LISTED ENTRIES:
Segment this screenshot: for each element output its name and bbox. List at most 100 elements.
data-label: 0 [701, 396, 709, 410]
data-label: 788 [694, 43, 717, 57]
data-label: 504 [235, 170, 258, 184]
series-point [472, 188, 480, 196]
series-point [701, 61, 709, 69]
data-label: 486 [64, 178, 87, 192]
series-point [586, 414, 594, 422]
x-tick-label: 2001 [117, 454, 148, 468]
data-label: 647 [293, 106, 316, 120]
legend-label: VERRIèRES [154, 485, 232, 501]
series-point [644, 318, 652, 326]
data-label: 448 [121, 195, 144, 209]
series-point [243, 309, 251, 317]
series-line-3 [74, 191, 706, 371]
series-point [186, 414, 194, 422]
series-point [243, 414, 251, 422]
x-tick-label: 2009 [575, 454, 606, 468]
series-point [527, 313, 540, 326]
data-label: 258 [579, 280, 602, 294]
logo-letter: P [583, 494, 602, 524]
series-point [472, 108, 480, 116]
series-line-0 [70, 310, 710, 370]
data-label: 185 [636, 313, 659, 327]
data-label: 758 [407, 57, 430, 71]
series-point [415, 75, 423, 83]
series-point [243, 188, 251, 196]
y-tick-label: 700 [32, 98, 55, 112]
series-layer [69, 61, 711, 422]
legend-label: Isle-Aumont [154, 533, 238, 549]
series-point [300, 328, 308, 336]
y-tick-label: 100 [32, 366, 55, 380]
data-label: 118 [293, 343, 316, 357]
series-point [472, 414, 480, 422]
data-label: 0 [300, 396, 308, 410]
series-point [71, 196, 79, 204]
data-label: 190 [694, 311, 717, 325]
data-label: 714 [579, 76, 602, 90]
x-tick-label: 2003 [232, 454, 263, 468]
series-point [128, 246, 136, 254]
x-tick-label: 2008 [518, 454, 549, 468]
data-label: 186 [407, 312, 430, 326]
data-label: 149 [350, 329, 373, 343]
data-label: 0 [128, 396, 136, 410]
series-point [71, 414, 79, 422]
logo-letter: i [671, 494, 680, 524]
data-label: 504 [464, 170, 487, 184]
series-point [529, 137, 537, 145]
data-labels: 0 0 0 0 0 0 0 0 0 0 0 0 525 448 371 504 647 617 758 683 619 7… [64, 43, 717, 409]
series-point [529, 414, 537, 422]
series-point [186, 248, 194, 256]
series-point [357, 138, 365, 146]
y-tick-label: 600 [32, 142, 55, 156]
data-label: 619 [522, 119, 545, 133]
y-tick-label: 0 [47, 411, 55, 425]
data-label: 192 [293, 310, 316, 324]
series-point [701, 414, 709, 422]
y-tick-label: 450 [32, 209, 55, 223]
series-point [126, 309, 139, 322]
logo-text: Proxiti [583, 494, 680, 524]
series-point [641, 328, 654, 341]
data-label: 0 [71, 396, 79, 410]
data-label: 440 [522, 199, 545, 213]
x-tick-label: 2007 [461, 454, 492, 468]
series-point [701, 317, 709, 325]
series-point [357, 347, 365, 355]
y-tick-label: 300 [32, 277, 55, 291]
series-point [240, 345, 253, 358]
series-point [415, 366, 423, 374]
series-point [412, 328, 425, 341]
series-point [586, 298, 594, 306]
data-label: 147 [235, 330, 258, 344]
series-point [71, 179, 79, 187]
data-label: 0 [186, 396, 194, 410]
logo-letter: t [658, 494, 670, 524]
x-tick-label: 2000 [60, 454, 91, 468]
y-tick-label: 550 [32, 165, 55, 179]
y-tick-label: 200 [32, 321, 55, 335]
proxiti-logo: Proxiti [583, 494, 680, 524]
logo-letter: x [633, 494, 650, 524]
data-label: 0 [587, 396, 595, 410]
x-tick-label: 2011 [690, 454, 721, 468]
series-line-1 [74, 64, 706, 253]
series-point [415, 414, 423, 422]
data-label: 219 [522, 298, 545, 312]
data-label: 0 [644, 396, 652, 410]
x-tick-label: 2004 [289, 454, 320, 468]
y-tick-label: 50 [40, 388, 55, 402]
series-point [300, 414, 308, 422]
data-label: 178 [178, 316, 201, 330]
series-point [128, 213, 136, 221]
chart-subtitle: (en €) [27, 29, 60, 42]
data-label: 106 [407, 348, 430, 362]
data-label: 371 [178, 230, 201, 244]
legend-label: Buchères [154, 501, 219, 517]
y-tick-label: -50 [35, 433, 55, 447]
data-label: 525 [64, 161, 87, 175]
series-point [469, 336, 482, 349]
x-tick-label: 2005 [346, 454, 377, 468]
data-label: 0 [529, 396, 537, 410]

PROBLEM: Could you convert the rows above into a JSON list of strings, with one string per line and any blank lines left out?

RESULT BELOW:
[
  "Segment this screenshot: for each element output its name and bbox. List at most 100 elements.",
  "data-label: 0 [701, 396, 709, 410]",
  "data-label: 788 [694, 43, 717, 57]",
  "data-label: 504 [235, 170, 258, 184]",
  "series-point [472, 188, 480, 196]",
  "series-point [701, 61, 709, 69]",
  "data-label: 486 [64, 178, 87, 192]",
  "series-point [586, 414, 594, 422]",
  "x-tick-label: 2001 [117, 454, 148, 468]",
  "data-label: 647 [293, 106, 316, 120]",
  "legend-label: VERRIèRES [154, 485, 232, 501]",
  "series-point [644, 318, 652, 326]",
  "data-label: 448 [121, 195, 144, 209]",
  "series-point [243, 309, 251, 317]",
  "series-line-3 [74, 191, 706, 371]",
  "series-point [186, 414, 194, 422]",
  "series-point [243, 414, 251, 422]",
  "x-tick-label: 2009 [575, 454, 606, 468]",
  "series-point [527, 313, 540, 326]",
  "data-label: 258 [579, 280, 602, 294]",
  "logo-letter: P [583, 494, 602, 524]",
  "series-point [472, 108, 480, 116]",
  "series-line-0 [70, 310, 710, 370]",
  "data-label: 185 [636, 313, 659, 327]",
  "data-label: 758 [407, 57, 430, 71]",
  "series-point [415, 75, 423, 83]",
  "series-point [243, 188, 251, 196]",
  "y-tick-label: 700 [32, 98, 55, 112]",
  "series-layer [69, 61, 711, 422]",
  "legend-label: Isle-Aumont [154, 533, 238, 549]",
  "series-point [300, 328, 308, 336]",
  "y-tick-label: 100 [32, 366, 55, 380]",
  "data-label: 118 [293, 343, 316, 357]",
  "series-point [472, 414, 480, 422]",
  "data-label: 0 [300, 396, 308, 410]",
  "series-point [71, 196, 79, 204]",
  "data-label: 190 [694, 311, 717, 325]",
  "data-label: 714 [579, 76, 602, 90]",
  "x-tick-label: 2003 [232, 454, 263, 468]",
  "series-point [128, 246, 136, 254]",
  "x-tick-label: 2008 [518, 454, 549, 468]",
  "data-label: 186 [407, 312, 430, 326]",
  "data-label: 149 [350, 329, 373, 343]",
  "data-label: 0 [128, 396, 136, 410]",
  "series-point [71, 414, 79, 422]",
  "logo-letter: i [671, 494, 680, 524]",
  "data-label: 504 [464, 170, 487, 184]",
  "series-point [529, 137, 537, 145]",
  "data-labels: 0 0 0 0 0 0 0 0 0 0 0 0 525 448 371 504 647 617 758 683 619 7… [64, 43, 717, 409]",
  "series-point [529, 414, 537, 422]",
  "series-point [186, 248, 194, 256]",
  "series-point [357, 138, 365, 146]",
  "y-tick-label: 600 [32, 142, 55, 156]",
  "data-label: 619 [522, 119, 545, 133]",
  "y-tick-label: 0 [47, 411, 55, 425]",
  "data-label: 192 [293, 310, 316, 324]",
  "series-point [701, 414, 709, 422]",
  "y-tick-label: 450 [32, 209, 55, 223]",
  "series-point [126, 309, 139, 322]",
  "logo-text: Proxiti [583, 494, 680, 524]",
  "series-point [641, 328, 654, 341]",
  "data-label: 0 [71, 396, 79, 410]",
  "data-label: 440 [522, 199, 545, 213]",
  "x-tick-label: 2007 [461, 454, 492, 468]",
  "series-point [701, 317, 709, 325]",
  "series-point [357, 347, 365, 355]",
  "y-tick-label: 300 [32, 277, 55, 291]",
  "series-point [240, 345, 253, 358]",
  "series-point [415, 366, 423, 374]",
  "series-point [412, 328, 425, 341]",
  "series-point [586, 298, 594, 306]",
  "data-label: 147 [235, 330, 258, 344]",
  "series-point [71, 179, 79, 187]",
  "data-label: 0 [186, 396, 194, 410]",
  "logo-letter: t [658, 494, 670, 524]",
  "x-tick-label: 2000 [60, 454, 91, 468]",
  "y-tick-label: 550 [32, 165, 55, 179]",
  "y-tick-label: 200 [32, 321, 55, 335]",
  "proxiti-logo: Proxiti [583, 494, 680, 524]",
  "logo-letter: x [633, 494, 650, 524]",
  "data-label: 0 [587, 396, 595, 410]",
  "x-tick-label: 2011 [690, 454, 721, 468]",
  "series-line-1 [74, 64, 706, 253]",
  "series-point [415, 414, 423, 422]",
  "data-label: 219 [522, 298, 545, 312]",
  "data-label: 0 [644, 396, 652, 410]",
  "x-tick-label: 2004 [289, 454, 320, 468]",
  "y-tick-label: 50 [40, 388, 55, 402]",
  "series-point [300, 414, 308, 422]",
  "data-label: 178 [178, 316, 201, 330]",
  "series-point [128, 213, 136, 221]",
  "chart-subtitle: (en €) [27, 29, 60, 42]",
  "data-label: 106 [407, 348, 430, 362]",
  "data-label: 371 [178, 230, 201, 244]",
  "legend-label: Buchères [154, 501, 219, 517]",
  "y-tick-label: -50 [35, 433, 55, 447]",
  "data-label: 525 [64, 161, 87, 175]",
  "series-point [469, 336, 482, 349]",
  "x-tick-label: 2005 [346, 454, 377, 468]",
  "data-label: 0 [529, 396, 537, 410]"
]